:: Data

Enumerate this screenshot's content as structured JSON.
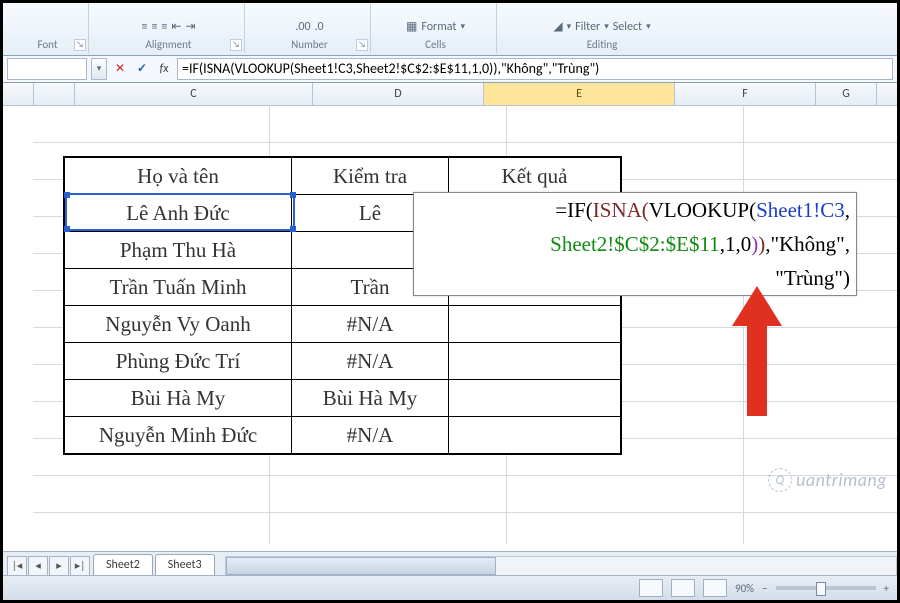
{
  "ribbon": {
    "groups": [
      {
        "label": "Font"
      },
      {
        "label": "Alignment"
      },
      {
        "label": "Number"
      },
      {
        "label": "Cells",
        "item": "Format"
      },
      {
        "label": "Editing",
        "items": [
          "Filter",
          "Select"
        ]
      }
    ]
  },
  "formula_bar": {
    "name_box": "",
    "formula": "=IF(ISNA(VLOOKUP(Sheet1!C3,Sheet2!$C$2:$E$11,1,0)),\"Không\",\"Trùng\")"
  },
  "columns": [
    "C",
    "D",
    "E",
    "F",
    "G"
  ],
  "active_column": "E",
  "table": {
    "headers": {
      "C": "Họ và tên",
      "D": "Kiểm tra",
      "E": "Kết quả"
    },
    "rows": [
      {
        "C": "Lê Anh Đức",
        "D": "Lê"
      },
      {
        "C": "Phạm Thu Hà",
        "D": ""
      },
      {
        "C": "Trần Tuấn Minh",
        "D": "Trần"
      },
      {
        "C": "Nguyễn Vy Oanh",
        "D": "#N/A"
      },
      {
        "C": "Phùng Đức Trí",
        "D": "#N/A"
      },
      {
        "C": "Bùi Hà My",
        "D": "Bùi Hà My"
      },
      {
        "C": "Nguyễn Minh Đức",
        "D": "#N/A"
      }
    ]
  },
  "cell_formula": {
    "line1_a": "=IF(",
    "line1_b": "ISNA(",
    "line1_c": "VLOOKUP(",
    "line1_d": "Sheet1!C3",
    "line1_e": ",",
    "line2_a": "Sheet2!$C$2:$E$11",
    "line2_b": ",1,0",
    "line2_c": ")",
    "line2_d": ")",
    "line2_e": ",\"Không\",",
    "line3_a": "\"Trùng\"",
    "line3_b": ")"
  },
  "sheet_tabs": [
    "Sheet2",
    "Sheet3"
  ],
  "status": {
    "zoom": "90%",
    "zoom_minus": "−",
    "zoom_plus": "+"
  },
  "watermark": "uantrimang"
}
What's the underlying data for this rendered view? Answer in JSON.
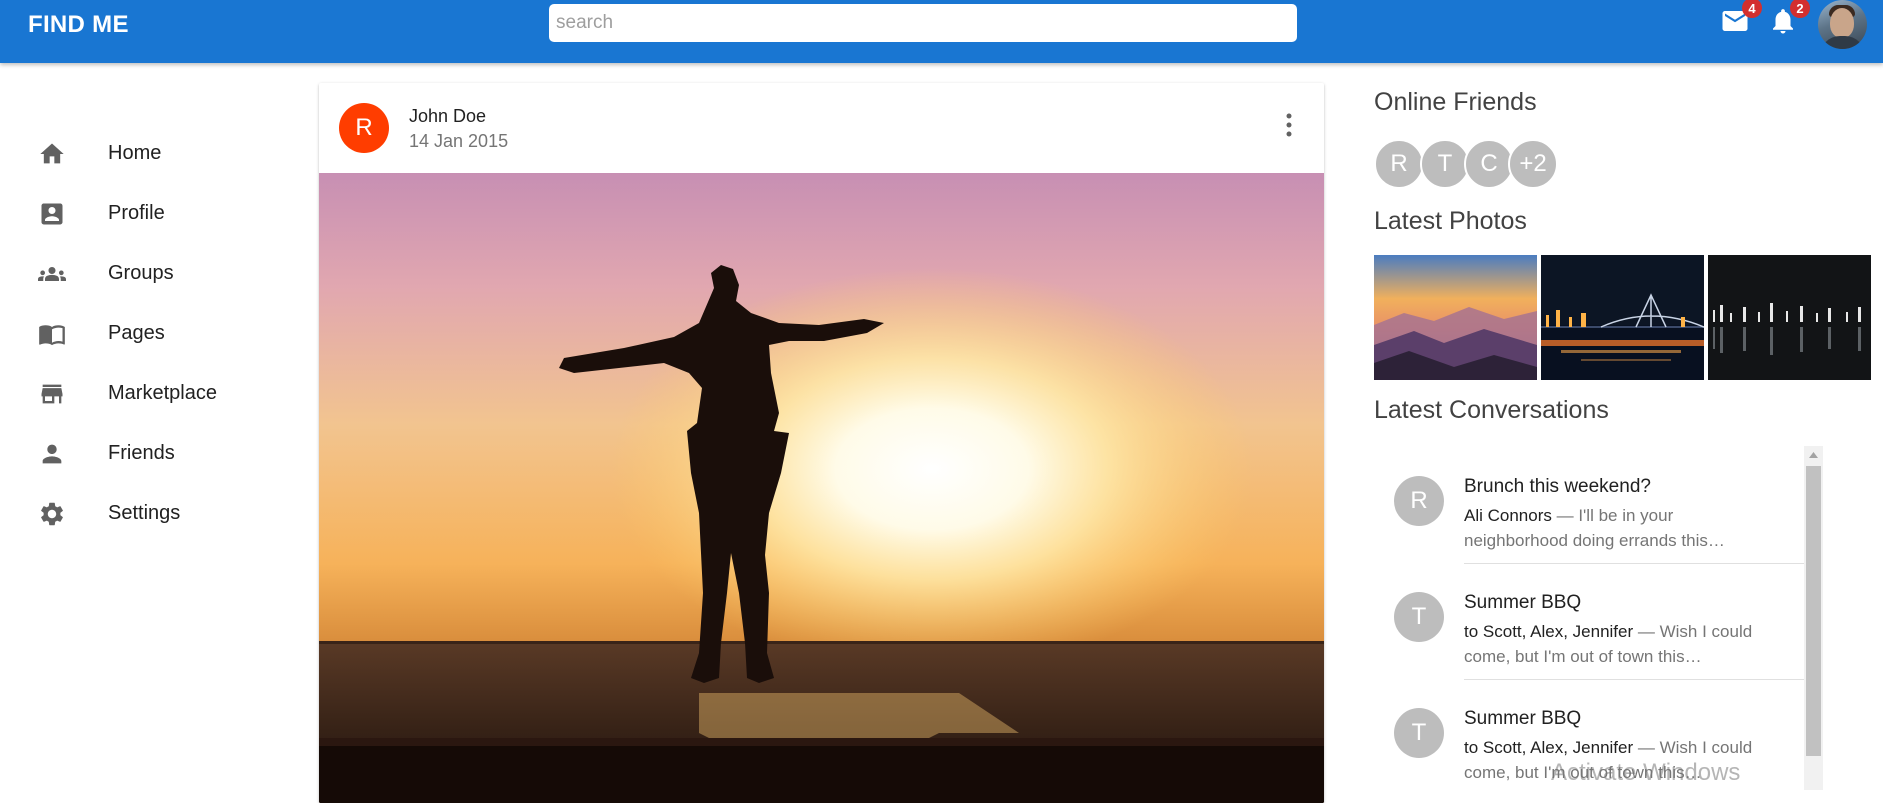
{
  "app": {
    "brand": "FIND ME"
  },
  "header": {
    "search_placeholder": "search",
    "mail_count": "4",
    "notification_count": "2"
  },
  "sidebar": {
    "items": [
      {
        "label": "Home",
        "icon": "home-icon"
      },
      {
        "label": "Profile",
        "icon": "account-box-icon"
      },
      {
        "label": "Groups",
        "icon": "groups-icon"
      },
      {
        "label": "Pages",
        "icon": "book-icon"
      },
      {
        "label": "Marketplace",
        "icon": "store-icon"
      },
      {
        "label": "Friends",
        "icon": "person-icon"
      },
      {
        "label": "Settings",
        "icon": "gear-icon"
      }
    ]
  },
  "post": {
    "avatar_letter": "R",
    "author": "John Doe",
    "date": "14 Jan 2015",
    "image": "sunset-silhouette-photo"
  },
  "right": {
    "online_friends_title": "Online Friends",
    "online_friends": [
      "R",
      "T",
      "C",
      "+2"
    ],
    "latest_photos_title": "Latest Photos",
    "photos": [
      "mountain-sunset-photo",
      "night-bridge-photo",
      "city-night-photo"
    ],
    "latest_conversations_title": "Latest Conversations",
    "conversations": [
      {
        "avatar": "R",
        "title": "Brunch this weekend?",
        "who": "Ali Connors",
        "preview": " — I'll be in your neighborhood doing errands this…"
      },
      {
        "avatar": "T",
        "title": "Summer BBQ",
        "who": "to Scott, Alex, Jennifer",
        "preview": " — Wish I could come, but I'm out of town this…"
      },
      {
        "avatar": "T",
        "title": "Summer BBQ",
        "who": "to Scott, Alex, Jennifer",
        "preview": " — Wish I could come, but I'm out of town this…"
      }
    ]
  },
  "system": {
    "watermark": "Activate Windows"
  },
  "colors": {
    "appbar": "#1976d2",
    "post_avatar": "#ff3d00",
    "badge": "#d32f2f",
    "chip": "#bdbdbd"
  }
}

::::

### Task directions
Find every line that holds "JSON" and copy it.

### Output below
Enumerate this screenshot's content as structured JSON.
What's the underlying data for this rendered view? Answer in JSON.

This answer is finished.